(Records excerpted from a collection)
================
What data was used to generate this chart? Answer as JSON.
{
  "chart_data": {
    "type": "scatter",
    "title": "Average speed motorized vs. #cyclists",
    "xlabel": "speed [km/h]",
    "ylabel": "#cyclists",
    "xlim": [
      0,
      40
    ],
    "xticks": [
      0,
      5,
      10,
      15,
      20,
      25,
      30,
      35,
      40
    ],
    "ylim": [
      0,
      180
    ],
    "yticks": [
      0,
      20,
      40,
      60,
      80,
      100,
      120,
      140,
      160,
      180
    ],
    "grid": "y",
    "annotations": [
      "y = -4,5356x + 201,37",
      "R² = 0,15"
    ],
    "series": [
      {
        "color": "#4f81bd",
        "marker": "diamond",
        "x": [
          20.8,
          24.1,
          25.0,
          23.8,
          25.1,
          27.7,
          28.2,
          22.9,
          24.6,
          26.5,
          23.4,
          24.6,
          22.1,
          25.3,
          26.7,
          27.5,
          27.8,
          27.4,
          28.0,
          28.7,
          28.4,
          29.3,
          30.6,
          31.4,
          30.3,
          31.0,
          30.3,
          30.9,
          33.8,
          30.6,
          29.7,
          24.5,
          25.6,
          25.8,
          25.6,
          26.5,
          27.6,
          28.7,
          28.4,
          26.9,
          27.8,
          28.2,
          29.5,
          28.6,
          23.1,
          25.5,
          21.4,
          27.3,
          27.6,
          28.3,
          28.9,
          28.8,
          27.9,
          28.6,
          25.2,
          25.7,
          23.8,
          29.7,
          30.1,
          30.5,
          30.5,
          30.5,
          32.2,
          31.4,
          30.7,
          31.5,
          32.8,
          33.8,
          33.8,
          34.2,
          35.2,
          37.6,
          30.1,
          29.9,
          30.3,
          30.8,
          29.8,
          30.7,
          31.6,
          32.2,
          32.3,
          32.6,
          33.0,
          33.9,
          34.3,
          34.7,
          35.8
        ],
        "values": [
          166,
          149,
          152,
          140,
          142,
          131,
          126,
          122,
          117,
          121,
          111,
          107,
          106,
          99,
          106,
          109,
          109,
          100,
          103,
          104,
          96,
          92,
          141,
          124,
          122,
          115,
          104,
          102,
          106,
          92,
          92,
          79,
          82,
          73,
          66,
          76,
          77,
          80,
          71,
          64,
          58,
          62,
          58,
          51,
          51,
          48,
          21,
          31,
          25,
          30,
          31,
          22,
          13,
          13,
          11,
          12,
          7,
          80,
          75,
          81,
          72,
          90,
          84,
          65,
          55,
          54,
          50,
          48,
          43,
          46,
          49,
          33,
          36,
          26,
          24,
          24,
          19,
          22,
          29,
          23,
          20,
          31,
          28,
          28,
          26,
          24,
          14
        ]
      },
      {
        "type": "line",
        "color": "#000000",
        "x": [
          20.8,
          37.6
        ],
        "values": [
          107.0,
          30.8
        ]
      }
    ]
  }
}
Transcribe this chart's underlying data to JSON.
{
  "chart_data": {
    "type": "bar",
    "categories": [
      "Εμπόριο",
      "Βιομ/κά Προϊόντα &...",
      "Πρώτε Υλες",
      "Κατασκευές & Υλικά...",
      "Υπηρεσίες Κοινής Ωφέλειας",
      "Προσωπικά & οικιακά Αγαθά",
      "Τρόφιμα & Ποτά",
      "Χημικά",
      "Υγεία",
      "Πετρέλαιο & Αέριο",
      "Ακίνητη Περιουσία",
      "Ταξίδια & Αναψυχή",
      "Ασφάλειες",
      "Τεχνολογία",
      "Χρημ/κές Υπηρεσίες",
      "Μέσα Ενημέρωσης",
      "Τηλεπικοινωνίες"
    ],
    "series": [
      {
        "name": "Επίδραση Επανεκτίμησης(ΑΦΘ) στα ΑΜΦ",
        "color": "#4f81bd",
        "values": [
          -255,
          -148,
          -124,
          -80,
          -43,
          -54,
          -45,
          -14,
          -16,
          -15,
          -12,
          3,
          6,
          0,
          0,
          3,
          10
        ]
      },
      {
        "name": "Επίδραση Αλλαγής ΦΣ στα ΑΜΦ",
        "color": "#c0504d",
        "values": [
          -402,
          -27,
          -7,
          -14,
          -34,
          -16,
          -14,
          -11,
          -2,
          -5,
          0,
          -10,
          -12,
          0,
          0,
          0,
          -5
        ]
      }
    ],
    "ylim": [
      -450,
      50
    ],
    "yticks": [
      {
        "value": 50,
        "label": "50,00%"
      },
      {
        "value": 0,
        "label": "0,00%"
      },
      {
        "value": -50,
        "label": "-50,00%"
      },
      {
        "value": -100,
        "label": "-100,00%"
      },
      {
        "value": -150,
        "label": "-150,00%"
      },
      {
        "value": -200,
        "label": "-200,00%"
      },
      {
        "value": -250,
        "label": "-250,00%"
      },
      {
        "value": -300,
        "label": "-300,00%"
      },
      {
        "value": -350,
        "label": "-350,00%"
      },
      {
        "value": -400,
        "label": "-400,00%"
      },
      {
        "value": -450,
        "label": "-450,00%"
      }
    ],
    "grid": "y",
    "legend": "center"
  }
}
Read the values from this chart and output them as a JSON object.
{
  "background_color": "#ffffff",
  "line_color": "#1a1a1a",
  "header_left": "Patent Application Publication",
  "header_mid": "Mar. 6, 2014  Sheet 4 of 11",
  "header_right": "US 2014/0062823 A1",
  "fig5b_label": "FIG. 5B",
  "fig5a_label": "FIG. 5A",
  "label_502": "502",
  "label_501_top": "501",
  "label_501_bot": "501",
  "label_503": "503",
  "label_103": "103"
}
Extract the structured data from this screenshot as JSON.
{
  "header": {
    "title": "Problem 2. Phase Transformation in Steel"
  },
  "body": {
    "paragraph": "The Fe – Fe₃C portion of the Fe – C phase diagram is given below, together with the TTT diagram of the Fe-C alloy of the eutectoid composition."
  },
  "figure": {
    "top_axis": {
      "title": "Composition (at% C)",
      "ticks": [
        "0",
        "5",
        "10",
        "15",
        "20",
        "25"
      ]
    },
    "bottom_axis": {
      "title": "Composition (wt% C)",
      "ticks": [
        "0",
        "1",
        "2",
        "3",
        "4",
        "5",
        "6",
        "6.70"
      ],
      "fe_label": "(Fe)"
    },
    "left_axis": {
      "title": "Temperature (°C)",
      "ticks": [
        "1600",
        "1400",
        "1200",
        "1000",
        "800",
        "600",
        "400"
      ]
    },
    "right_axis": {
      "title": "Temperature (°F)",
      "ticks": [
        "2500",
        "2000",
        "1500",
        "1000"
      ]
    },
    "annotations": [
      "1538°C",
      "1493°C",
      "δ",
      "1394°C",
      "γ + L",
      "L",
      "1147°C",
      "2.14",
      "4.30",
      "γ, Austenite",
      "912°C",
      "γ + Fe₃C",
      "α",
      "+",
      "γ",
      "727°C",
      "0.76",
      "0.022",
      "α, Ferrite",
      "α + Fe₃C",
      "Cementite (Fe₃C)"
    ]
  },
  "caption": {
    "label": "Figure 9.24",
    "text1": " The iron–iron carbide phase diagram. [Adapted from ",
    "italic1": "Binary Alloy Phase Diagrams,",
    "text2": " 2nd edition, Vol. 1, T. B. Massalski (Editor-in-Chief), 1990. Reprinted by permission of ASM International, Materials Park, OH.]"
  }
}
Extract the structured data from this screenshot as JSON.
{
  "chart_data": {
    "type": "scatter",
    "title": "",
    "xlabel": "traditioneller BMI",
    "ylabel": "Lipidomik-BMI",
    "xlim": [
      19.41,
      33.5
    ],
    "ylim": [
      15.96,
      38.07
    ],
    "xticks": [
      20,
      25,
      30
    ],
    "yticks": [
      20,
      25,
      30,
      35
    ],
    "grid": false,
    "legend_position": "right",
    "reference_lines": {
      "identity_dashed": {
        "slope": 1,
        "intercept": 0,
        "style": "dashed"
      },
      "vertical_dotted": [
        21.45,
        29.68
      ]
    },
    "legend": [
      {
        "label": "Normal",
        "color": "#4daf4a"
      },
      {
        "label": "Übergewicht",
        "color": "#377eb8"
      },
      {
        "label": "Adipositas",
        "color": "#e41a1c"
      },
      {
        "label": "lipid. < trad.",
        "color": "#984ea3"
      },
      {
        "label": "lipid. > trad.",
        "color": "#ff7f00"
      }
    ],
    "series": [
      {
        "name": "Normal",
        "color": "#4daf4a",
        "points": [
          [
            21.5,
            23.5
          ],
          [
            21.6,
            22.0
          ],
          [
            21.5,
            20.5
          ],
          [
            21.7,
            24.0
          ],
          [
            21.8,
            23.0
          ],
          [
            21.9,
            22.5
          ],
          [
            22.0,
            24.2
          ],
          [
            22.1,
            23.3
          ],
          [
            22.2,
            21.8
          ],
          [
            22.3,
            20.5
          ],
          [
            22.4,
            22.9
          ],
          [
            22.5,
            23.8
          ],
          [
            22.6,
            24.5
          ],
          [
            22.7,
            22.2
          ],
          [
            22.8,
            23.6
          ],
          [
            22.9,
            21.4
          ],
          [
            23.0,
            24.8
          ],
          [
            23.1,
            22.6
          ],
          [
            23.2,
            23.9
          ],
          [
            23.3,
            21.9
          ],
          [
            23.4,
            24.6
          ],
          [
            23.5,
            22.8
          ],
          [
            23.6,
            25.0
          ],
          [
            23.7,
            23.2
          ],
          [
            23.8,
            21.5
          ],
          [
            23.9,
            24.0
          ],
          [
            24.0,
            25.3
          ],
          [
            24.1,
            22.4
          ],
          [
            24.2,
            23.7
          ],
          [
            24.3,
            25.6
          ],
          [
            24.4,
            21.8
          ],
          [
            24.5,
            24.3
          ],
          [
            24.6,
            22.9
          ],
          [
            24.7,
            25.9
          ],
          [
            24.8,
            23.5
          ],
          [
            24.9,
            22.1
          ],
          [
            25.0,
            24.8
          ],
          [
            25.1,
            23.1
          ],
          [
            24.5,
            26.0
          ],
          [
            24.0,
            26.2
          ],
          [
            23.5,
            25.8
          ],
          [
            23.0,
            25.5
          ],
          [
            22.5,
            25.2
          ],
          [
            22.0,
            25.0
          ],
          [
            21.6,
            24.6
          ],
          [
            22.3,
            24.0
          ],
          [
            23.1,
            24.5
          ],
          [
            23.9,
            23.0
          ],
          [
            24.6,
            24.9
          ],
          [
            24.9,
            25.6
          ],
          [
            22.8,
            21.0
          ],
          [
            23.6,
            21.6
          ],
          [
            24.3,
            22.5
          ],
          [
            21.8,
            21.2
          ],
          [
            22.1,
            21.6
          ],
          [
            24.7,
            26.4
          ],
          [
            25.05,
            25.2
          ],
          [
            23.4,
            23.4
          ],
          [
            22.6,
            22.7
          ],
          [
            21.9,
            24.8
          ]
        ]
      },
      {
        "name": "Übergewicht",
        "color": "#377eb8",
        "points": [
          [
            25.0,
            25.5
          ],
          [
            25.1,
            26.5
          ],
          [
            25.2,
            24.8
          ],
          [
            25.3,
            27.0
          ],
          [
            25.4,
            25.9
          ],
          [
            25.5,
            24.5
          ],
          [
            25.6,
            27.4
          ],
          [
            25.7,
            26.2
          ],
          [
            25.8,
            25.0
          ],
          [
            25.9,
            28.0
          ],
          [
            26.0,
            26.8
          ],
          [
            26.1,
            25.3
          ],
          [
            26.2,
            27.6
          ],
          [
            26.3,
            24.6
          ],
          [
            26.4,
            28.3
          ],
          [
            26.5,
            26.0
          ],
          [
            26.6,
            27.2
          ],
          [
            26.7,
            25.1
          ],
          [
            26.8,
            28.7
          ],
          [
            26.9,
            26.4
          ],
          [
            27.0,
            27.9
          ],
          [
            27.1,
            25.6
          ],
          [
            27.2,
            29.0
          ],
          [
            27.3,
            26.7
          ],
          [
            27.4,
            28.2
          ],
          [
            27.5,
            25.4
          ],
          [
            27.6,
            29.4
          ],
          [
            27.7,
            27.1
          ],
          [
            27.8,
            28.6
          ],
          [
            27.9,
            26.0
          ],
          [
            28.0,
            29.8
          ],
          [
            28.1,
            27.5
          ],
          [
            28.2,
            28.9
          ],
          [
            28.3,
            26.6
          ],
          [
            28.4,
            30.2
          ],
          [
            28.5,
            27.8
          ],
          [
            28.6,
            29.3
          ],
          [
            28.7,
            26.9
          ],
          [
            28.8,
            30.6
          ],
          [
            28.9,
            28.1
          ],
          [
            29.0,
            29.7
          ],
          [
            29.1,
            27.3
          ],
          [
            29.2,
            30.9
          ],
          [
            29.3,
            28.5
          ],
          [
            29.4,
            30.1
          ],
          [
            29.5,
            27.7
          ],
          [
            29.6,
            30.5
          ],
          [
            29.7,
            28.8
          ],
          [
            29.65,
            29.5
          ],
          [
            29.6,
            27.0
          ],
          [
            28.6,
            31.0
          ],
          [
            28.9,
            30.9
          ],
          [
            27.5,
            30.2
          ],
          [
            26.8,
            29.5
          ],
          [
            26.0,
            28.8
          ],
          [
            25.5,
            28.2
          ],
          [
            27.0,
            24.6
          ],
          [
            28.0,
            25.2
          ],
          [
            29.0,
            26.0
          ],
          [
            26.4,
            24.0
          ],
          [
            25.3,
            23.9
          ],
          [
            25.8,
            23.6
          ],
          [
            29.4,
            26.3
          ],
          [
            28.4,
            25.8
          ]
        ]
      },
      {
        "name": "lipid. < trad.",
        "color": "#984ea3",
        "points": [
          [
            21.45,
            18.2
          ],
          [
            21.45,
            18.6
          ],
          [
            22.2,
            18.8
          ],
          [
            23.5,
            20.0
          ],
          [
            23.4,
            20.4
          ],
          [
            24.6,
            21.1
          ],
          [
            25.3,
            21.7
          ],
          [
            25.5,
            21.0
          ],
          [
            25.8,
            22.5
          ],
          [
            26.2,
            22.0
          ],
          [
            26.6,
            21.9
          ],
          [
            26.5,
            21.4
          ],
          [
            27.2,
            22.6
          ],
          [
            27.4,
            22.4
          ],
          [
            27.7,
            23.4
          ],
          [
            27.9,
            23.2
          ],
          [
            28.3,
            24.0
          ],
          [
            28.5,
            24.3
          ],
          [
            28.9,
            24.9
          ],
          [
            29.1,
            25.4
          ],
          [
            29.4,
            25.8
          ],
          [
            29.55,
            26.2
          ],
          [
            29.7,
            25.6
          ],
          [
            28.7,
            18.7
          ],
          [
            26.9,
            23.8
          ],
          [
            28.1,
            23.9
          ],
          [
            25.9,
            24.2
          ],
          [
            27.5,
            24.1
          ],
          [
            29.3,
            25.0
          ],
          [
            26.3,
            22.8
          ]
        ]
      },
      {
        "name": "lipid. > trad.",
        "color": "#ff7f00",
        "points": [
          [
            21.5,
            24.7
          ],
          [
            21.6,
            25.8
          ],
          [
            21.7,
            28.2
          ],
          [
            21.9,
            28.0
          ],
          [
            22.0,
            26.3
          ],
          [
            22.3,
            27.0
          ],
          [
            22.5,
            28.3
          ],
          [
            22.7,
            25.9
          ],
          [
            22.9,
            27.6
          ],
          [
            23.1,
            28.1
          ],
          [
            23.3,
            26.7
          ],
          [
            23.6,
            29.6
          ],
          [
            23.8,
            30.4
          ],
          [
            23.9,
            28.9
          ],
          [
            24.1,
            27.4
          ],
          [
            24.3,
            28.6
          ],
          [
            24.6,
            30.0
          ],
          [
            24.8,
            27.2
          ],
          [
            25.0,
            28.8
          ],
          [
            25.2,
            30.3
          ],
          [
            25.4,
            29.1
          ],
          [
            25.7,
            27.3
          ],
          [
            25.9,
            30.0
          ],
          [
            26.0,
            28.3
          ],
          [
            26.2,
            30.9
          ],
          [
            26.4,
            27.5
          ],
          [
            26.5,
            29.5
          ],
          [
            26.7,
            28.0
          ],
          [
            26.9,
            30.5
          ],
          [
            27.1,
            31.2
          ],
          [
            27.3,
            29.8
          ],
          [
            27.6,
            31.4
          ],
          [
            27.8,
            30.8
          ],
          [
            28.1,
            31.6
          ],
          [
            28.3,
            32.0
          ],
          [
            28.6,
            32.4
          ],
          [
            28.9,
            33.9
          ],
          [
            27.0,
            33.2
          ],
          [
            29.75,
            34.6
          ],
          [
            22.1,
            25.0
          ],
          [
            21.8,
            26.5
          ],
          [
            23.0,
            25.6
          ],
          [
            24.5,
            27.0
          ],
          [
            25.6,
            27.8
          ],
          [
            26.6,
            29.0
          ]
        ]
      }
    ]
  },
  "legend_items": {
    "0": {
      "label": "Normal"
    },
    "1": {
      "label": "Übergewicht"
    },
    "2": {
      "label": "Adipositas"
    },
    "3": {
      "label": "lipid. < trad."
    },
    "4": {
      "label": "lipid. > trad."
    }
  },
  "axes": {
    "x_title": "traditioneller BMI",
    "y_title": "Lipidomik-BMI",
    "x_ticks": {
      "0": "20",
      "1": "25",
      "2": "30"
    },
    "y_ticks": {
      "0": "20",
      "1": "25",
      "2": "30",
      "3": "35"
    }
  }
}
================
§ **WORK TO DO**:
Above are the records; copy every line in them that holds the word "type".

§ **EXERCISE SOLUTION**:
    "type": "scatter",
        "type": "line",
    "type": "bar",
    "type": "scatter",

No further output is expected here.